EXERCISE PROMPT:
Locate the string "content" in the listing below. Copy every line where it is found.
>> Begin STORED DATA
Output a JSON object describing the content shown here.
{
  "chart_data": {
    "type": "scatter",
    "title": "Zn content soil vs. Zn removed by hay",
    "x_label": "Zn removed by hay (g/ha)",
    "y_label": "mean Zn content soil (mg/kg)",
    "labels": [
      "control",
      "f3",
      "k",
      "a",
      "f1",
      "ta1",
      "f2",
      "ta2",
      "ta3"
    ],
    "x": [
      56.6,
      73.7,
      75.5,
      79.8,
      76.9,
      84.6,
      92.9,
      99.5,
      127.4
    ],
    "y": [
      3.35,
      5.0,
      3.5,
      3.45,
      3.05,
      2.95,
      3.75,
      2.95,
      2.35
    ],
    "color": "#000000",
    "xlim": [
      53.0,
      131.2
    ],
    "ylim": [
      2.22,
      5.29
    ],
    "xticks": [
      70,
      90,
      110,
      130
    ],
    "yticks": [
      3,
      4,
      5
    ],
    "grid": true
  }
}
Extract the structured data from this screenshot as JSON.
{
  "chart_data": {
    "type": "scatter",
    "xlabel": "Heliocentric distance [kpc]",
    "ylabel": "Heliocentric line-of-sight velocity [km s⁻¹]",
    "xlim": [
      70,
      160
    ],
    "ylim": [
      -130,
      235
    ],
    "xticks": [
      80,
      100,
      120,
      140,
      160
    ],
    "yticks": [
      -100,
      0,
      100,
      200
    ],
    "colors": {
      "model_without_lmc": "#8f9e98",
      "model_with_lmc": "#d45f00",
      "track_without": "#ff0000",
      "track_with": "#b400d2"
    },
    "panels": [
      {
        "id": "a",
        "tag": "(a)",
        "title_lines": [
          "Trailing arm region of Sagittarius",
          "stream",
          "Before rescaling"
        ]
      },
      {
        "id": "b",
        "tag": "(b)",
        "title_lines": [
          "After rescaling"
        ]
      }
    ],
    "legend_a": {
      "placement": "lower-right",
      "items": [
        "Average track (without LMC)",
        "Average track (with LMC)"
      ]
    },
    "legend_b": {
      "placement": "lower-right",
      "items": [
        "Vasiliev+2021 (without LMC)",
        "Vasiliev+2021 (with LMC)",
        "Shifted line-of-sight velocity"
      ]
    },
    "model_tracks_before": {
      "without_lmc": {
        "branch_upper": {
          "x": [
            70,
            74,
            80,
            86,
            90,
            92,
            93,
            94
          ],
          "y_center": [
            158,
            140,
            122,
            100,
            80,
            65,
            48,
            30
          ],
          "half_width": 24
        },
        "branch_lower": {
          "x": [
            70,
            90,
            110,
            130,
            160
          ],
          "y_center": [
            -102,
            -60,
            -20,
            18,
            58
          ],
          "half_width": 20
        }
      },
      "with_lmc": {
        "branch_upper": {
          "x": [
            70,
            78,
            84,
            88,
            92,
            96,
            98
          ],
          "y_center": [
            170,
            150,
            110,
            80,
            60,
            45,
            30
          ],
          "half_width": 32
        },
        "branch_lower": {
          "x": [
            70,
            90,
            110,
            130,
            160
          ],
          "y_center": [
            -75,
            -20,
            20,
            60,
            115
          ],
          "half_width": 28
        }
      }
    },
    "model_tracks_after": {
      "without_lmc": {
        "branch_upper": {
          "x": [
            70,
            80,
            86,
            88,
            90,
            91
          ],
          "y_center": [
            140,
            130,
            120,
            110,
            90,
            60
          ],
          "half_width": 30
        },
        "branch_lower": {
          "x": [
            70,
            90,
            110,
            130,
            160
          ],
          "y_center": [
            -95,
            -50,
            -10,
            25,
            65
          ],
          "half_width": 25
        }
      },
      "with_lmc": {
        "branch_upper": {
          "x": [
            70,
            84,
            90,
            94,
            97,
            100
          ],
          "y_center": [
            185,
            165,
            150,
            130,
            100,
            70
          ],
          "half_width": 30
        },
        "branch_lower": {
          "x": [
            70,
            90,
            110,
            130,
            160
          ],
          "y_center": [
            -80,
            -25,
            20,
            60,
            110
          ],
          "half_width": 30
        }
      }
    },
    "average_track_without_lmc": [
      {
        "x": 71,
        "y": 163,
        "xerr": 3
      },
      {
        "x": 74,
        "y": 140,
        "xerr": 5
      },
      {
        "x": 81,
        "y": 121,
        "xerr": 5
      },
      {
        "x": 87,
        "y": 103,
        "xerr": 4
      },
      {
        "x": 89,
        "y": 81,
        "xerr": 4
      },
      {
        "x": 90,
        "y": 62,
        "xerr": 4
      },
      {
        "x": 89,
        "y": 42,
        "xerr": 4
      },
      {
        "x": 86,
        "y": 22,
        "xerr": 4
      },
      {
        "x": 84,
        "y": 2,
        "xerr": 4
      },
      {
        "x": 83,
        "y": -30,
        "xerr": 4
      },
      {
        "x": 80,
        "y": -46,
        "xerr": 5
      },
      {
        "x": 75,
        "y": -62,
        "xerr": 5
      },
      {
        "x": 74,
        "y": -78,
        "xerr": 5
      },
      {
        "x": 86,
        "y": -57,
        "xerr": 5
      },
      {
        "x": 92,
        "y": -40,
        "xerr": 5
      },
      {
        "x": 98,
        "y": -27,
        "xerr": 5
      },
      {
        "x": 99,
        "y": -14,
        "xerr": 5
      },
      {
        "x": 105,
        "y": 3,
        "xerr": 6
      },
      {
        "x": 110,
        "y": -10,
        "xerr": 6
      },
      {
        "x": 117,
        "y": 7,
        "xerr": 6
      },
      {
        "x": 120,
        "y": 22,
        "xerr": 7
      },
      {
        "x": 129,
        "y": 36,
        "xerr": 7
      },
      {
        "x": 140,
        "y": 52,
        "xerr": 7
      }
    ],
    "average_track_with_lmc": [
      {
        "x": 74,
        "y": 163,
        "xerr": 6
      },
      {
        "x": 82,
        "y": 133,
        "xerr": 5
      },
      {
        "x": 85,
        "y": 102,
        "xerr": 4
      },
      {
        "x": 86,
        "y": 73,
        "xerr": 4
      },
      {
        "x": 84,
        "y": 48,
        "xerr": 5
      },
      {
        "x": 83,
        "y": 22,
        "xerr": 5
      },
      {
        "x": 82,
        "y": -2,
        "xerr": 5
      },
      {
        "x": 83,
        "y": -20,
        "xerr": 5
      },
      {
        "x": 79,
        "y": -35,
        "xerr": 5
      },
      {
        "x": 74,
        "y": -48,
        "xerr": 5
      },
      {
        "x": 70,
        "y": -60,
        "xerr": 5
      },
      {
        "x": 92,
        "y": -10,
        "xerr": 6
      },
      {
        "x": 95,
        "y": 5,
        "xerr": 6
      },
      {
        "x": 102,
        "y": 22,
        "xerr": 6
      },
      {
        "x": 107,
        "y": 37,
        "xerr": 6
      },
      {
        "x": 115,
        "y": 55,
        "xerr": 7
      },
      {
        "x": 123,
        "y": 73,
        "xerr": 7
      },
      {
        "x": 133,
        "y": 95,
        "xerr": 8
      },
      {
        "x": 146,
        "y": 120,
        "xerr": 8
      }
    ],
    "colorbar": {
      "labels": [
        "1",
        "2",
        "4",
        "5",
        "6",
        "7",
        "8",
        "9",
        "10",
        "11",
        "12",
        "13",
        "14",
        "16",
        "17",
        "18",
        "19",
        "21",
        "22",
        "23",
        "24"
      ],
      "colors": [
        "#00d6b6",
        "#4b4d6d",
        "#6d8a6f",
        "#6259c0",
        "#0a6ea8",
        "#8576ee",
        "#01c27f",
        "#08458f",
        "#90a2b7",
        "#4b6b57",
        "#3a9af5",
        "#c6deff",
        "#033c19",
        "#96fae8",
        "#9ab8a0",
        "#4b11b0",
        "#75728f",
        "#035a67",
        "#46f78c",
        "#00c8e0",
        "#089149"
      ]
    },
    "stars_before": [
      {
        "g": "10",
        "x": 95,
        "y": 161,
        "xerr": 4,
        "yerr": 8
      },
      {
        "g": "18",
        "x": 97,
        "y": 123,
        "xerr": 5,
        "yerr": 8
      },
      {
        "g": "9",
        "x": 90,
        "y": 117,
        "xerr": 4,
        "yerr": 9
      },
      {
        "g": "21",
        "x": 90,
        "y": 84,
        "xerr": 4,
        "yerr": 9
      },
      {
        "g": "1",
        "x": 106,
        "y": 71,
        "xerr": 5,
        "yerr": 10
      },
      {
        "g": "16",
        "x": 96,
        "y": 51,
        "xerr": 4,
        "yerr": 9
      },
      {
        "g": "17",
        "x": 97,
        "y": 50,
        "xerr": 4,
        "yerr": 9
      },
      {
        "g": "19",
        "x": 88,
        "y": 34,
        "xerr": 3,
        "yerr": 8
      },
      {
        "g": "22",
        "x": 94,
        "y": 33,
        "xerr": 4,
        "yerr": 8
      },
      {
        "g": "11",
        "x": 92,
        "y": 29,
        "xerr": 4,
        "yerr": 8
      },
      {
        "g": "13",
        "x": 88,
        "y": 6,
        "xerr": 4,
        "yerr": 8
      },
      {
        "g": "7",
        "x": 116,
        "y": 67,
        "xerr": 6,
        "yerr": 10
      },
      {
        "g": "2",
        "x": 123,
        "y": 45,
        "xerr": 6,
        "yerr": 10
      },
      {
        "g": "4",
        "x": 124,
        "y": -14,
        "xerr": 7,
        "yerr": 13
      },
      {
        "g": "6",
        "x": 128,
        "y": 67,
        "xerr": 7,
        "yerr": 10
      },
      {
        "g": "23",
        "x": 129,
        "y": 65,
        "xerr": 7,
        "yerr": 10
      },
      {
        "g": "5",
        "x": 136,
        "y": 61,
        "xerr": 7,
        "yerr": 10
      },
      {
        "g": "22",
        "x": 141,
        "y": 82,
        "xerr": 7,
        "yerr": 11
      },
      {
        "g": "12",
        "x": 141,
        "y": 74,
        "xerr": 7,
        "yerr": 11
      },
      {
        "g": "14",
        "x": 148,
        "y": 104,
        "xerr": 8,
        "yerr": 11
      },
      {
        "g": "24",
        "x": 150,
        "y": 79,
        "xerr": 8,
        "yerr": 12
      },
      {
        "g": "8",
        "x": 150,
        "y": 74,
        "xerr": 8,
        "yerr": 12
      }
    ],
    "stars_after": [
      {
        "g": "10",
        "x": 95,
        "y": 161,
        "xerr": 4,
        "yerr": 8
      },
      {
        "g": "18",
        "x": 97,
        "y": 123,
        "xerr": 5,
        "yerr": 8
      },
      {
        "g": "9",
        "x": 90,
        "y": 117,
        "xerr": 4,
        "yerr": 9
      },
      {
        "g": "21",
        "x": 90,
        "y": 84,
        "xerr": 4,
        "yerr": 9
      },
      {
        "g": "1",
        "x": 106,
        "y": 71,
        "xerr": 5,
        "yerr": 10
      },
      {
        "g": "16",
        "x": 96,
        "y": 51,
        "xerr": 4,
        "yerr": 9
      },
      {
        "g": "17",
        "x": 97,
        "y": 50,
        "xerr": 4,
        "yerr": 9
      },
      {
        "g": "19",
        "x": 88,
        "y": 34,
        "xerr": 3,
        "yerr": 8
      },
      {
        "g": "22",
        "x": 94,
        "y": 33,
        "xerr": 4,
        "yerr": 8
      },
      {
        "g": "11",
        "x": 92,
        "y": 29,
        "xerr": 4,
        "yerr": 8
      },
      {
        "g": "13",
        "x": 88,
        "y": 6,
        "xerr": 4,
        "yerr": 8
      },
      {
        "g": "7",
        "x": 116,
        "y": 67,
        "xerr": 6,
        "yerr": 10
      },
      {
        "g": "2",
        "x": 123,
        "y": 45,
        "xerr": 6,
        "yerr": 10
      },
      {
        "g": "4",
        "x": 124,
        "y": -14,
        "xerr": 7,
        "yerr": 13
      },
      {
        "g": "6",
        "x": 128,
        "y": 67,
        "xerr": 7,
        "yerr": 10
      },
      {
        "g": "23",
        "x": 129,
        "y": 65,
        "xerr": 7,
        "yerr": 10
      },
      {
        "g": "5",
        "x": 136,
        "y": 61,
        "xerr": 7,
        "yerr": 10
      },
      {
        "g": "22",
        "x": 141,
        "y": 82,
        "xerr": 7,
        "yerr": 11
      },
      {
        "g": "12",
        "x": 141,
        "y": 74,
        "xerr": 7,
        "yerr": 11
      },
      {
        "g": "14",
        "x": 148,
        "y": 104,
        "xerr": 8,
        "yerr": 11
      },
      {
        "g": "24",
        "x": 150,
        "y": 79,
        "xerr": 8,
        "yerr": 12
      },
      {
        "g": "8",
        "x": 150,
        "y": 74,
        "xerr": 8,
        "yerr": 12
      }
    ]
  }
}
>> End STORED DATA
SOLUTION TO THE EXERCISE:
Output a JSON object describing the content shown here.
    "title": "Zn content soil vs. Zn removed by hay",
    "y_label": "mean Zn content soil (mg/kg)",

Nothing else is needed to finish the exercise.